Locate and copy each line in the data that contains the word "Личная".

— BEGIN —

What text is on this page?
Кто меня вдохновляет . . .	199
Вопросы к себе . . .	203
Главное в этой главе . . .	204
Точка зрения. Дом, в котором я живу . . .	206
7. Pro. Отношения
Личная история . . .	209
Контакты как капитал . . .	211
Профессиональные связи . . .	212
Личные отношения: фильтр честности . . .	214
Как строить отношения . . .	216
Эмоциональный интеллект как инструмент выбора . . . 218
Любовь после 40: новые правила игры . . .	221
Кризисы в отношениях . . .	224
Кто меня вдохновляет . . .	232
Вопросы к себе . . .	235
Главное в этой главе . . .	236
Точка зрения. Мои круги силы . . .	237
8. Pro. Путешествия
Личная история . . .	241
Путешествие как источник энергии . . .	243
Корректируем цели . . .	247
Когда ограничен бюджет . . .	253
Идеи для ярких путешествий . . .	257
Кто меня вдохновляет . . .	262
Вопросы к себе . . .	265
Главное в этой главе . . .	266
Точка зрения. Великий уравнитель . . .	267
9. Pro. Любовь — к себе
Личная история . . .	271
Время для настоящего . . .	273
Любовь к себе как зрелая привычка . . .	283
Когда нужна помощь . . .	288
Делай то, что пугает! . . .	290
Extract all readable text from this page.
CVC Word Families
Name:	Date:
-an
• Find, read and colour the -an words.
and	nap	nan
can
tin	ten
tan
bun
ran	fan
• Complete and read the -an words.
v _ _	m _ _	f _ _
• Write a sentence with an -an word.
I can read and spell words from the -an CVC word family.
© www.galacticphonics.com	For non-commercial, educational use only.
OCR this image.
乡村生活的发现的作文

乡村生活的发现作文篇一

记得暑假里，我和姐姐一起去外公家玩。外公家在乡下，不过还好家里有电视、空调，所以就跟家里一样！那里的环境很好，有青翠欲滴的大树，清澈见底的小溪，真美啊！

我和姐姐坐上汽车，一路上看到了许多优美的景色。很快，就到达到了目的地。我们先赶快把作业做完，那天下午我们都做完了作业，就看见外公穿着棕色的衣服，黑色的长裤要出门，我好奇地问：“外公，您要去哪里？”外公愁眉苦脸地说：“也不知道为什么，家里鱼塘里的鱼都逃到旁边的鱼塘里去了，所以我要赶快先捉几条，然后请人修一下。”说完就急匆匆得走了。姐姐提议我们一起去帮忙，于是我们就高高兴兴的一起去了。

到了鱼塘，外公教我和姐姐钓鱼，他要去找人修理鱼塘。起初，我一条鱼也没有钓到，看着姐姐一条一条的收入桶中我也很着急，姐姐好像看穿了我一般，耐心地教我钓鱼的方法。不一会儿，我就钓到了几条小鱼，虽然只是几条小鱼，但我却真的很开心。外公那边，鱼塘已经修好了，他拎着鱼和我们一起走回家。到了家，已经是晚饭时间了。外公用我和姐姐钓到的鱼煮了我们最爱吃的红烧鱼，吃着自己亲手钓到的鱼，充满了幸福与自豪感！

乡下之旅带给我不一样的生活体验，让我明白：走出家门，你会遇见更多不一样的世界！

— END —

[Exercise solution]:
Личная история . . .	209
Личная история . . .	241
Личная история . . .	271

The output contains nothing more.